• _The problem_:
Pull out every line from the listing that has the word "page".

◇ ◇ ◇ ◇ ◇ ◇ ◇

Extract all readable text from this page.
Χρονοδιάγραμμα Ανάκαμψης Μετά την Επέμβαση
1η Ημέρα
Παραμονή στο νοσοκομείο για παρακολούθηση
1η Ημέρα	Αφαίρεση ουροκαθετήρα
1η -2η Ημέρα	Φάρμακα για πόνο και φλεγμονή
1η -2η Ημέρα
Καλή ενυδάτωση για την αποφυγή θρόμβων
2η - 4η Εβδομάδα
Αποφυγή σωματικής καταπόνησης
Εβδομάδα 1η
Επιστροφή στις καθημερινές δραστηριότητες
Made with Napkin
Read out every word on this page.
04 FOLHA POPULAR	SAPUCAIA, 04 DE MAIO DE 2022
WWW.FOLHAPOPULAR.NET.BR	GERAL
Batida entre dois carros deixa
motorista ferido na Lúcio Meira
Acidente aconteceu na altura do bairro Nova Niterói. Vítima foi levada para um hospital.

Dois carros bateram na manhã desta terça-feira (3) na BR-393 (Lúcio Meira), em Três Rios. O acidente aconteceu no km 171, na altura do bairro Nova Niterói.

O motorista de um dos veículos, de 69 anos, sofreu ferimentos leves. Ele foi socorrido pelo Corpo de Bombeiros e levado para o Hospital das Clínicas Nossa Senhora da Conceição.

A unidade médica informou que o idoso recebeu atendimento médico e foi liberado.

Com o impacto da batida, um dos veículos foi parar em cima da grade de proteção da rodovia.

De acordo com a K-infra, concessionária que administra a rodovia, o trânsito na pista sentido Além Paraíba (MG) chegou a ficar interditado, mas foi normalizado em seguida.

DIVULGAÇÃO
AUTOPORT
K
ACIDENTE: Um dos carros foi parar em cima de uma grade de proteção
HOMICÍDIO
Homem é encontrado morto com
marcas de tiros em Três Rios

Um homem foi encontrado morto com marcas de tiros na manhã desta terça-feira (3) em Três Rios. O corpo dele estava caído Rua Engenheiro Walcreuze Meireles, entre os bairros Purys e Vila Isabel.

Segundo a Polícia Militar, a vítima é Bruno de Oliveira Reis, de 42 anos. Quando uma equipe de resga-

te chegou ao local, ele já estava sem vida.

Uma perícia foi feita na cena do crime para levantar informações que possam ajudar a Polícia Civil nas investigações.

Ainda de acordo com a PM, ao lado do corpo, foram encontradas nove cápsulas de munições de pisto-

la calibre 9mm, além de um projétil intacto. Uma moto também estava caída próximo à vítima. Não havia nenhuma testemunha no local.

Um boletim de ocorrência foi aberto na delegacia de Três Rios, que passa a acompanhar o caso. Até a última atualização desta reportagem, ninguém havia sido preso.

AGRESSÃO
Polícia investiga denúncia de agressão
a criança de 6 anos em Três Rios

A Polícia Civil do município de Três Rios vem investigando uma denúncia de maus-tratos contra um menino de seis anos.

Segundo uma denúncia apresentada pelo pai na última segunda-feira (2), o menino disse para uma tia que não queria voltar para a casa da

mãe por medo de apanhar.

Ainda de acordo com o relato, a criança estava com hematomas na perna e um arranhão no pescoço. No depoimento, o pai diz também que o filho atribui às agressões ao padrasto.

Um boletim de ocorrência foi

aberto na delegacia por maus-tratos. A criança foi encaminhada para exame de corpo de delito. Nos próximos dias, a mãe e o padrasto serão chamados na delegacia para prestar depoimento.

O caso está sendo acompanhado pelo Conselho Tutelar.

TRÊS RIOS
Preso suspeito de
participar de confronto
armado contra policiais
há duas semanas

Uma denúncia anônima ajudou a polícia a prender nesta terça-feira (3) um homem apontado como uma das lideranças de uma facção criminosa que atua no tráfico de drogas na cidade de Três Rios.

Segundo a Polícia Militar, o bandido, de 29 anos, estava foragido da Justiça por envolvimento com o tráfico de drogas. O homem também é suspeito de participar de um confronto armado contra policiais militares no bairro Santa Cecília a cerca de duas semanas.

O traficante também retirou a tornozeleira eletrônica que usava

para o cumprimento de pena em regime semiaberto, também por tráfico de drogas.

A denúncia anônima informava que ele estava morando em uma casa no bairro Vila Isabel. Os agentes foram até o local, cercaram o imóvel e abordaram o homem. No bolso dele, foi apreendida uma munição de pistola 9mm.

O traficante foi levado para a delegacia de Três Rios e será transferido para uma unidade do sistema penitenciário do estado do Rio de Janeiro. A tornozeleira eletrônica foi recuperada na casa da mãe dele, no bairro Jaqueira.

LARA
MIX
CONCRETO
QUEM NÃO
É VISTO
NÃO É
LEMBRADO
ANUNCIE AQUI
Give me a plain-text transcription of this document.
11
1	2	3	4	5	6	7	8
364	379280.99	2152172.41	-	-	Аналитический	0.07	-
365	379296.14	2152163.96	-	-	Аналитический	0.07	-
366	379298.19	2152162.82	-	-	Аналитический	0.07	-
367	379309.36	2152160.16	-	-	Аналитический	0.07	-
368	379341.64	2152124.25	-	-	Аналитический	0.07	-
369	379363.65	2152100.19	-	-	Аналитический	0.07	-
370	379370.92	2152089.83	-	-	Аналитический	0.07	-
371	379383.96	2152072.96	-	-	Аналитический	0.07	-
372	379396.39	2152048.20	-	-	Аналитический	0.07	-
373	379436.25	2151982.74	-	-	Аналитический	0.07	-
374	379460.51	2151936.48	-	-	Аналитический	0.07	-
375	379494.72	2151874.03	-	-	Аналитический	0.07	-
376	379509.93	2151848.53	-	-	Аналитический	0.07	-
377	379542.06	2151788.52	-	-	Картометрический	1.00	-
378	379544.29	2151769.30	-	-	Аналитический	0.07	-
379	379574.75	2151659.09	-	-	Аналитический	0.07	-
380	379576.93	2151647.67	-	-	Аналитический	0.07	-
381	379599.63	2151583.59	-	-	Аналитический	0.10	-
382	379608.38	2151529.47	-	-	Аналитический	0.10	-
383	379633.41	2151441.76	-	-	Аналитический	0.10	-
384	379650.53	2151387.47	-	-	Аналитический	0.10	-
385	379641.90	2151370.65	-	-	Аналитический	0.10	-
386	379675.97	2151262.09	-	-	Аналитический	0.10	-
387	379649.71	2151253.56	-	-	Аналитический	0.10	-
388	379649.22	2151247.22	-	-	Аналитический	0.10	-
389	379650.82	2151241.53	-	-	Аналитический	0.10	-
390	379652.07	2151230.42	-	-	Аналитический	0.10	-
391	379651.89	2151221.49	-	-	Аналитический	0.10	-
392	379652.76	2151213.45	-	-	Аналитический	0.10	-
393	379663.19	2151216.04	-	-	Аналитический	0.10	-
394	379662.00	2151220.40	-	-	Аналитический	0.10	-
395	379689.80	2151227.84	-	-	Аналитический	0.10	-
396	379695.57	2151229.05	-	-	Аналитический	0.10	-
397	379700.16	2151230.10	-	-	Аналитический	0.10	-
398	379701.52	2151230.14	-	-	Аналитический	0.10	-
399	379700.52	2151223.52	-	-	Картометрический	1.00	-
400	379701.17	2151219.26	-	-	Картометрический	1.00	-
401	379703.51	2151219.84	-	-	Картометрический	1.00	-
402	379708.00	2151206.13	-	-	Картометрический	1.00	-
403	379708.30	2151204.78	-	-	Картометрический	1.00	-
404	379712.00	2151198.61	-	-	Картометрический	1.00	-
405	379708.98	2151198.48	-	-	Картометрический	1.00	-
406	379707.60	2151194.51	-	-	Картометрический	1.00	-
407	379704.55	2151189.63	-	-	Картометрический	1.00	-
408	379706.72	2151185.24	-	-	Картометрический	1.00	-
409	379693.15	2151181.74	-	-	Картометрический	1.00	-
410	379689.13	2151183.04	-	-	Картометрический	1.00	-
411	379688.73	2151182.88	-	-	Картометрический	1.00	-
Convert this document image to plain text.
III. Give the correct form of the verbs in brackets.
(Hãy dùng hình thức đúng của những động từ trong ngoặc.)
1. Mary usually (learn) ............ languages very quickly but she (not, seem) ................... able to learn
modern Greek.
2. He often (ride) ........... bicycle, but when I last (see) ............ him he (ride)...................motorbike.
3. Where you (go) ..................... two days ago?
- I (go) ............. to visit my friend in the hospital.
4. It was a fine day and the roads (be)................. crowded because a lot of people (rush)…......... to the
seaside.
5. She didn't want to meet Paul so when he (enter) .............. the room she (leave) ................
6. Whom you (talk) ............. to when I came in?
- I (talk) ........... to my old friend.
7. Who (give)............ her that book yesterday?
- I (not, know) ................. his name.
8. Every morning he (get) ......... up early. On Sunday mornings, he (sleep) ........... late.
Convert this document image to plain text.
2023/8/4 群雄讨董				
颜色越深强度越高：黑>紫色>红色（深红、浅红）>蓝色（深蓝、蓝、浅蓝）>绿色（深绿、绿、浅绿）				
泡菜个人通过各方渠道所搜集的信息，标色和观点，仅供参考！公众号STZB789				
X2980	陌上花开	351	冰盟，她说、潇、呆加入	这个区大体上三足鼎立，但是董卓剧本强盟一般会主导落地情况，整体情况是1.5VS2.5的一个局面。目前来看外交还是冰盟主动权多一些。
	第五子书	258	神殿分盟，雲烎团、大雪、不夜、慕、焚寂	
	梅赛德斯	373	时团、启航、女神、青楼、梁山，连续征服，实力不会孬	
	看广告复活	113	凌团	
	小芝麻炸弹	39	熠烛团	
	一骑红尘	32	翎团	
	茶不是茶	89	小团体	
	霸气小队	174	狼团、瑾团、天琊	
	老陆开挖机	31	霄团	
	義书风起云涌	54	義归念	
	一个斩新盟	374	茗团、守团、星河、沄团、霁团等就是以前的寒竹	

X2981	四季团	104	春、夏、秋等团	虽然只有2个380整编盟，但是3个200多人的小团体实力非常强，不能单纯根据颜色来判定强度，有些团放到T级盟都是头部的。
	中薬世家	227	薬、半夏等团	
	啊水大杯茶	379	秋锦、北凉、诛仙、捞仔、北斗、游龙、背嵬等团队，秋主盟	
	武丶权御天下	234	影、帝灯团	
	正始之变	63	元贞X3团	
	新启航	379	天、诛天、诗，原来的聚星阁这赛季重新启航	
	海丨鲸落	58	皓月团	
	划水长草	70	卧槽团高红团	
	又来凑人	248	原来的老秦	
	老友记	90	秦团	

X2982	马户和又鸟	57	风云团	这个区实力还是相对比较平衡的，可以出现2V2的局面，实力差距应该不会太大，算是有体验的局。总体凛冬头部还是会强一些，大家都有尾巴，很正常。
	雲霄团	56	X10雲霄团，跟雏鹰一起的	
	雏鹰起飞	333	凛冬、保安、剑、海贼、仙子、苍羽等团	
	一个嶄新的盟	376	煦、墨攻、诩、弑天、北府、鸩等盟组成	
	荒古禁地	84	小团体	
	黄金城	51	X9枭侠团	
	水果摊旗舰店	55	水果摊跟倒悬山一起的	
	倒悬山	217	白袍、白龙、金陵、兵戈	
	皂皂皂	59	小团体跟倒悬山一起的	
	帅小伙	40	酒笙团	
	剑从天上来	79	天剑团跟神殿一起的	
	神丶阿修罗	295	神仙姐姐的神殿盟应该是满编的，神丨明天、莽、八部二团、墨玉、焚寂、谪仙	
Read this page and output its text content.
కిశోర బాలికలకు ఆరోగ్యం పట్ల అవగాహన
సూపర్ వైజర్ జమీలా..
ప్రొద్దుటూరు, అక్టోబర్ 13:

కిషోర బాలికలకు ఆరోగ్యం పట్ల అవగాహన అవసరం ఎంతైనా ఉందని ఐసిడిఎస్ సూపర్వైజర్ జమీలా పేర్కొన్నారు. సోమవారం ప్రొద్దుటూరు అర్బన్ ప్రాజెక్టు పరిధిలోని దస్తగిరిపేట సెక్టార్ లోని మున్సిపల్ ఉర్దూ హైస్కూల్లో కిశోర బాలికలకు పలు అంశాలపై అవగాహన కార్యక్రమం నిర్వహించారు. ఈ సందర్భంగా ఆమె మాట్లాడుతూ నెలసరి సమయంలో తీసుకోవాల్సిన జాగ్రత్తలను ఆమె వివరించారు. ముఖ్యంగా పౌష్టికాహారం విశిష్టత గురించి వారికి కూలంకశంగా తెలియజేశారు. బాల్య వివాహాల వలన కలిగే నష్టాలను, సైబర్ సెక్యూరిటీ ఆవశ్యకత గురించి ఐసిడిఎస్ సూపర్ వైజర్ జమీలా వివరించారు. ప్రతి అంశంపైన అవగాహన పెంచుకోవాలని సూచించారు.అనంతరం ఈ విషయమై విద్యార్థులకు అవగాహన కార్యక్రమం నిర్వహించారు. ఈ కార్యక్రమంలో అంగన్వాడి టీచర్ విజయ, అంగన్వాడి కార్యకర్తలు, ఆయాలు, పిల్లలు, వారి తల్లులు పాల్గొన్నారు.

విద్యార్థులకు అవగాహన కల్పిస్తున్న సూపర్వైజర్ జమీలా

◇ ◇ ◇ ◇ ◇ ◇ ◇

• _Task output_:
Extract all readable text from this page.
Read out every word on this page.
Read this page and output its text content.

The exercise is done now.